_To do_. Duplicate the part of the rocket flight computer discussion that opens with the words containing "BT is only 300ft" and closes with "HD any more.".
++++ Quoted passage
Idea 1: (Somewhat expensive)

I just popped my last Altacc so I need to do something. I have wanted to design and build my own flight computer using a BASIC Stamp microcontroller for a while. My idea is to program the Stamp to sense launch and deploy the main and drogue parachutes via an interface board. I've come up with two ideas for user interface with my computer. I would like it to have an on-board LCD display with a detachable keypad. That would mean way more programming but I wouldn't have to take my expensive laptop out to the launch site. Parallax now makes a kit that allows you to use Bluetooth to wirelessly interface with the Stamp. That might be good for doing status checks once the rocket is sitting on the pad ready for launch. You could have the stamp check the continuity of the recovery pryos, battery voltage, etc. wirelessly from up to 300 feet away. My program would record and graph altitude, velocity, and acceleration. I could even make it compute Cd values!

Idea 2: (Very Expensive)

These micro ATX motherboards are getting so small these days. They are even small enough to fit in 6" body tube. This rig would only be suitable for very large birds but it would provide flight data aquisition, GPS location data, and real-time telemetry. I want to build a micro ATX computer with a 1.3ghz processor running Linux. I would connect the PC to an interface board to control recovery pryos, get GPS data from a reciever, etc. I could write a program to provide me with almost any data I could ever want (much easier said than done, of course). I could get telemetry data, status reports, and the like using an IEEE 802.11b network between my Powerbook G4 and the PC. Using remote login I could run processes on the PC over the network. I would have to use a flash card on the PC because the high G's would trash a conventional hard drive. After the flight, I could remove the drive and download the data for analysis.

What do you think? Any suggestions?
 
Originally posted by Ozymandias
Parallax now makes a kit that allows you to use Bluetooth to wirelessly interface with the Stamp. That might be good for doing status checks once the rocket is sitting on the pad ready for launch. You could have the stamp check the continuity of the recovery pryos, battery voltage, etc. wirelessly from up to 300 feet away.
BT is only 300ft if both devices have highpower radios I think. Otherwise it is only 30ft, maybe a bit more LoS.


These micro ATX motherboards are getting so small these days. They are even small enough to fit in 6" body tube.
They are so small that they fit on a DIMM these days.
Also USB Flash devices are now sufficiently capacious allowing a completely solid state storage for OS Apps and Data. No need for HD any more.
 
Originally posted by Ozymandias
Since I broke my Altacc 2C i've been brainstorming ideas for computers I would like to build. Let me know what you think.

What do you think? Any suggestions?

Main computer power on the ground on a cheap laptop, secondary/backup on board, R/C radio link, telemetry measurement sent downlink and servo signals sent uplink.
++++++++
++++ Supplied information
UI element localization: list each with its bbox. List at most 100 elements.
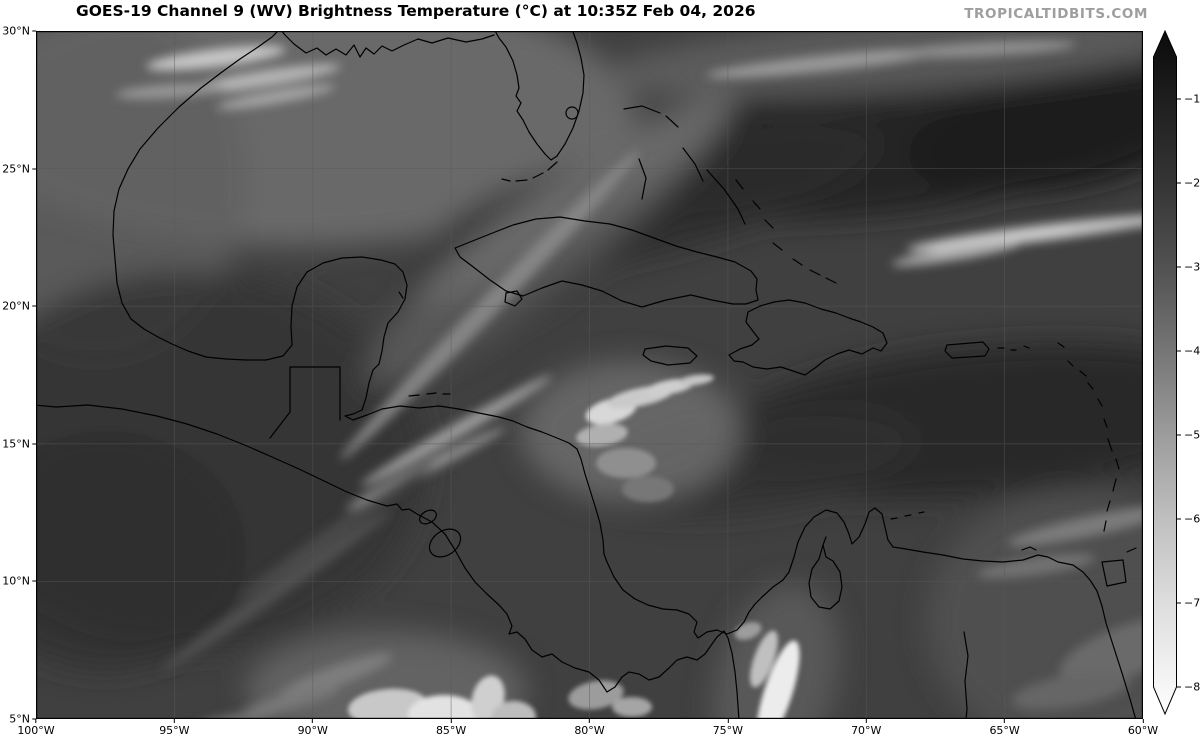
++++++++
_Worked solution_.
BT is only 300ft if both devices have highpower radios I think. Otherwise it is only 30ft, maybe a bit more LoS.


These micro ATX motherboards are getting so small these days. They are even small enough to fit in 6" body tube.
They are so small that they fit on a DIMM these days.
Also USB Flash devices are now sufficiently capacious allowing a completely solid state storage for OS Apps and Data. No need for HD any more.